Dataset items:
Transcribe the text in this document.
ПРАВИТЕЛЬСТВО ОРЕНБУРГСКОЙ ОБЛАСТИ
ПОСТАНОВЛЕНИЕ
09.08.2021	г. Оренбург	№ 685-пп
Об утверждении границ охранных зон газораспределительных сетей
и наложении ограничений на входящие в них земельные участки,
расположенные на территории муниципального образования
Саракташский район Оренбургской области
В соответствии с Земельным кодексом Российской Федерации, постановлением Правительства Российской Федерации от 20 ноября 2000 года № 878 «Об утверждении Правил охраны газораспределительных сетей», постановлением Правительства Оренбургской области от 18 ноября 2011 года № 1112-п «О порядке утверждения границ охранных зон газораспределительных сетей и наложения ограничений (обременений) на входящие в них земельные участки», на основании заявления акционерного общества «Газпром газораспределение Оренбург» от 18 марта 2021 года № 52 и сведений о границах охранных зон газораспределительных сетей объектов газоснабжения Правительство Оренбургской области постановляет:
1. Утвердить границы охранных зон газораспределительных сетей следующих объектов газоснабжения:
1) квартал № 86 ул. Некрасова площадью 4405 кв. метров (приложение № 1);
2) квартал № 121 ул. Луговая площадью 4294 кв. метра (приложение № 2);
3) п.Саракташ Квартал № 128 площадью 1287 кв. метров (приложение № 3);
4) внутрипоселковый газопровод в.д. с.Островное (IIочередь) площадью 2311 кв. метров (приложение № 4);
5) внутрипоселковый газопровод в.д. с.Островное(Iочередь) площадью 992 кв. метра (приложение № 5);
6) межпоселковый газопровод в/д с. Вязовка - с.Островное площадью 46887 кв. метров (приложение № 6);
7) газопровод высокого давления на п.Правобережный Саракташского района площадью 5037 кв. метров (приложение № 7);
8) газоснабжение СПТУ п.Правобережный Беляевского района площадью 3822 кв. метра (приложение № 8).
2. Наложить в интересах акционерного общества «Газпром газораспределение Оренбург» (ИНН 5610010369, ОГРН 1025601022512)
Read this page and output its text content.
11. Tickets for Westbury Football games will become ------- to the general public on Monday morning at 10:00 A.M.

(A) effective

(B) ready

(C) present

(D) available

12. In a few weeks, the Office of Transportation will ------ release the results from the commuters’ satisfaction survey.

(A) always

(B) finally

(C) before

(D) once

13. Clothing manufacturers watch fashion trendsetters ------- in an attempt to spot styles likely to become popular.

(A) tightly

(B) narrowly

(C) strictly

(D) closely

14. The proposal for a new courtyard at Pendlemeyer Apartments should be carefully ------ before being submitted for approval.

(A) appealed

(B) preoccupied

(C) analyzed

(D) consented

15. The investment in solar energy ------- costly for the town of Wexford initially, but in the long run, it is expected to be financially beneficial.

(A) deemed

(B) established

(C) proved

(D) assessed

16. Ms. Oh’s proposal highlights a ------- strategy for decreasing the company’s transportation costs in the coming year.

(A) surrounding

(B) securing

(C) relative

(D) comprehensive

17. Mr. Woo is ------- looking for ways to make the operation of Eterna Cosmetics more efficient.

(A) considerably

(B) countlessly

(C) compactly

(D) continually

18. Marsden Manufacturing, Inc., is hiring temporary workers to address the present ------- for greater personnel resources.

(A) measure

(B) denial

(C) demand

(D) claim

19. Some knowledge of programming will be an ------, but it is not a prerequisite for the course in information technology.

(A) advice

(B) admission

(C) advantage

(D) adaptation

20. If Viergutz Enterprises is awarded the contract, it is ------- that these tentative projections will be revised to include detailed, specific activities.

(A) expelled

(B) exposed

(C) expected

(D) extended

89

WHAT NEEDS TO BE DONE ::
Search the data above for lines holding "Правобережный" and copy each of them.

REPLY TO THE TASK ::
7) газопровод высокого давления на п.Правобережный Саракташского района площадью 5037 кв. метров (приложение № 7);
8) газоснабжение СПТУ п.Правобережный Беляевского района площадью 3822 кв. метра (приложение № 8).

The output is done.